> _Your task_: Copy every line of the material below verbatim, leaving nothing out and changing nothing.

[Stored data]

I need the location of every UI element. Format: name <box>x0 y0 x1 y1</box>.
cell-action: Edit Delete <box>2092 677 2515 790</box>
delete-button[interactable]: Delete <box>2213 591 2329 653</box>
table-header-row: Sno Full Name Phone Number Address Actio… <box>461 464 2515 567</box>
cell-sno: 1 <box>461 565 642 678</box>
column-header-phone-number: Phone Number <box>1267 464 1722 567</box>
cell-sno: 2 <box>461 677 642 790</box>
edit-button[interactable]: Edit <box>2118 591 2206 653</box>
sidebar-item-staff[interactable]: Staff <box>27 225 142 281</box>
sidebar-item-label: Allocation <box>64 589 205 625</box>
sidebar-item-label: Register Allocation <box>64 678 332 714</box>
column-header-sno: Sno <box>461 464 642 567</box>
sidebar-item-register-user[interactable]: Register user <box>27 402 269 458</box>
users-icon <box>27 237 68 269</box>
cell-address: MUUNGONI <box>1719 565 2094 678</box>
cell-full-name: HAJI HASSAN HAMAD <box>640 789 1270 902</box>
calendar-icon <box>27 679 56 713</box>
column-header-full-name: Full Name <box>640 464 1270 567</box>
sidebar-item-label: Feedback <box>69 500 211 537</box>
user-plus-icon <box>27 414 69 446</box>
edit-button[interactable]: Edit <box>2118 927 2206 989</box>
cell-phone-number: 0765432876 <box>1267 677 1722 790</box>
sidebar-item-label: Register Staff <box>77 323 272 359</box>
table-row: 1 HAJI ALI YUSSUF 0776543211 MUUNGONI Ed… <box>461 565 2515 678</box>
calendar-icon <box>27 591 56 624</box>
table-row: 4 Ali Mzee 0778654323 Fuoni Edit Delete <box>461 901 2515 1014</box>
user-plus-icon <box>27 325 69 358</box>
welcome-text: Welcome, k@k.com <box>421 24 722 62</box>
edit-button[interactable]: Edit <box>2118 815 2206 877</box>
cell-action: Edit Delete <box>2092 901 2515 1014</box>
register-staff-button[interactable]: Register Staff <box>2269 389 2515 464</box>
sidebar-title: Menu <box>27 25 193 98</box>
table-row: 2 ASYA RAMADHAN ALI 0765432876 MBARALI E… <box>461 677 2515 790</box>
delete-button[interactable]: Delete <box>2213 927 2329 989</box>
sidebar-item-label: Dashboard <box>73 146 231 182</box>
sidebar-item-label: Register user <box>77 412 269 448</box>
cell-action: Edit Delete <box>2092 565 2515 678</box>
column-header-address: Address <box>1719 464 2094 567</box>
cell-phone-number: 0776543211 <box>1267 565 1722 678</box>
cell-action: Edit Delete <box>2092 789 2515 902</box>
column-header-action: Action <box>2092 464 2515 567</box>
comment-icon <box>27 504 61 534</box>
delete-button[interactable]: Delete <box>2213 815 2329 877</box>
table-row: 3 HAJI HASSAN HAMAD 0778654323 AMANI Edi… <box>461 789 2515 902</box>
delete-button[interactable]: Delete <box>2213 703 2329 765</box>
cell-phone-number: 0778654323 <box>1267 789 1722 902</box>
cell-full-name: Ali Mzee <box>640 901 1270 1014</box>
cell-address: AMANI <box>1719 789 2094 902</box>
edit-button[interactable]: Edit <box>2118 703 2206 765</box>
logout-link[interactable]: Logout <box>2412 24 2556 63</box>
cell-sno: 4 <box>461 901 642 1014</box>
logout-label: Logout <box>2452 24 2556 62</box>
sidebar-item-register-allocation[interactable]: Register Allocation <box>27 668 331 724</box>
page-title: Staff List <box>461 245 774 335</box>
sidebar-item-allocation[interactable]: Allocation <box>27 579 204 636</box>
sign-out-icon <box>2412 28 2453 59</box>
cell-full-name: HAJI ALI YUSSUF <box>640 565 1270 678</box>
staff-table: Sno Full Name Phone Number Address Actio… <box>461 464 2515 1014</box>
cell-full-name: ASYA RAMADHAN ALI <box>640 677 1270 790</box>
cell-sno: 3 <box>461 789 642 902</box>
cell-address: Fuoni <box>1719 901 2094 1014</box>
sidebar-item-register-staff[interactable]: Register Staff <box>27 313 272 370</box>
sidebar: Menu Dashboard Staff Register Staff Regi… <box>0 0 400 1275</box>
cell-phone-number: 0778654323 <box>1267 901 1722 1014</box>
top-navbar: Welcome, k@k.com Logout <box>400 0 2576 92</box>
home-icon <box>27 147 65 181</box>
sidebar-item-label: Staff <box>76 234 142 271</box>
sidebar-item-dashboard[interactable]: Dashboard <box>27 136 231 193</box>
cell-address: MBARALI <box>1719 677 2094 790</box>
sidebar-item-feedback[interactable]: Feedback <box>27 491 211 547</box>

> _Answer to this problem_:
I need the location of every UI element. Format: name <box>x0 y0 x1 y1</box>.
cell-action: Edit Delete <box>2092 677 2515 790</box>
delete-button[interactable]: Delete <box>2213 591 2329 653</box>
table-header-row: Sno Full Name Phone Number Address Actio… <box>461 464 2515 567</box>
cell-sno: 1 <box>461 565 642 678</box>
column-header-phone-number: Phone Number <box>1267 464 1722 567</box>
cell-sno: 2 <box>461 677 642 790</box>
edit-button[interactable]: Edit <box>2118 591 2206 653</box>
sidebar-item-staff[interactable]: Staff <box>27 225 142 281</box>
sidebar-item-label: Allocation <box>64 589 205 625</box>
sidebar-item-label: Register Allocation <box>64 678 332 714</box>
column-header-sno: Sno <box>461 464 642 567</box>
sidebar-item-register-user[interactable]: Register user <box>27 402 269 458</box>
users-icon <box>27 237 68 269</box>
cell-address: MUUNGONI <box>1719 565 2094 678</box>
cell-full-name: HAJI HASSAN HAMAD <box>640 789 1270 902</box>
calendar-icon <box>27 679 56 713</box>
column-header-full-name: Full Name <box>640 464 1270 567</box>
sidebar-item-label: Feedback <box>69 500 211 537</box>
user-plus-icon <box>27 414 69 446</box>
edit-button[interactable]: Edit <box>2118 927 2206 989</box>
cell-phone-number: 0765432876 <box>1267 677 1722 790</box>
sidebar-item-label: Register Staff <box>77 323 272 359</box>
table-row: 1 HAJI ALI YUSSUF 0776543211 MUUNGONI Ed… <box>461 565 2515 678</box>
calendar-icon <box>27 591 56 624</box>
table-row: 4 Ali Mzee 0778654323 Fuoni Edit Delete <box>461 901 2515 1014</box>
user-plus-icon <box>27 325 69 358</box>
welcome-text: Welcome, k@k.com <box>421 24 722 62</box>
edit-button[interactable]: Edit <box>2118 815 2206 877</box>
cell-action: Edit Delete <box>2092 901 2515 1014</box>
register-staff-button[interactable]: Register Staff <box>2269 389 2515 464</box>
sidebar-title: Menu <box>27 25 193 98</box>
table-row: 2 ASYA RAMADHAN ALI 0765432876 MBARALI E… <box>461 677 2515 790</box>
delete-button[interactable]: Delete <box>2213 927 2329 989</box>
sidebar-item-label: Dashboard <box>73 146 231 182</box>
sidebar-item-label: Register user <box>77 412 269 448</box>
cell-action: Edit Delete <box>2092 565 2515 678</box>
column-header-address: Address <box>1719 464 2094 567</box>
cell-phone-number: 0776543211 <box>1267 565 1722 678</box>
cell-action: Edit Delete <box>2092 789 2515 902</box>
column-header-action: Action <box>2092 464 2515 567</box>
comment-icon <box>27 504 61 534</box>
delete-button[interactable]: Delete <box>2213 815 2329 877</box>
table-row: 3 HAJI HASSAN HAMAD 0778654323 AMANI Edi… <box>461 789 2515 902</box>
delete-button[interactable]: Delete <box>2213 703 2329 765</box>
cell-phone-number: 0778654323 <box>1267 789 1722 902</box>
cell-full-name: Ali Mzee <box>640 901 1270 1014</box>
cell-address: AMANI <box>1719 789 2094 902</box>
edit-button[interactable]: Edit <box>2118 703 2206 765</box>
logout-link[interactable]: Logout <box>2412 24 2556 63</box>
cell-sno: 4 <box>461 901 642 1014</box>
logout-label: Logout <box>2452 24 2556 62</box>
sidebar-item-register-allocation[interactable]: Register Allocation <box>27 668 331 724</box>
page-title: Staff List <box>461 245 774 335</box>
sidebar-item-allocation[interactable]: Allocation <box>27 579 204 636</box>
sign-out-icon <box>2412 28 2453 59</box>
cell-full-name: HAJI ALI YUSSUF <box>640 565 1270 678</box>
staff-table: Sno Full Name Phone Number Address Actio… <box>461 464 2515 1014</box>
cell-full-name: ASYA RAMADHAN ALI <box>640 677 1270 790</box>
cell-sno: 3 <box>461 789 642 902</box>
cell-address: Fuoni <box>1719 901 2094 1014</box>
sidebar-item-register-staff[interactable]: Register Staff <box>27 313 272 370</box>
sidebar: Menu Dashboard Staff Register Staff Regi… <box>0 0 400 1275</box>
cell-phone-number: 0778654323 <box>1267 901 1722 1014</box>
top-navbar: Welcome, k@k.com Logout <box>400 0 2576 92</box>
home-icon <box>27 147 65 181</box>
sidebar-item-label: Staff <box>76 234 142 271</box>
sidebar-item-dashboard[interactable]: Dashboard <box>27 136 231 193</box>
cell-address: MBARALI <box>1719 677 2094 790</box>
sidebar-item-feedback[interactable]: Feedback <box>27 491 211 547</box>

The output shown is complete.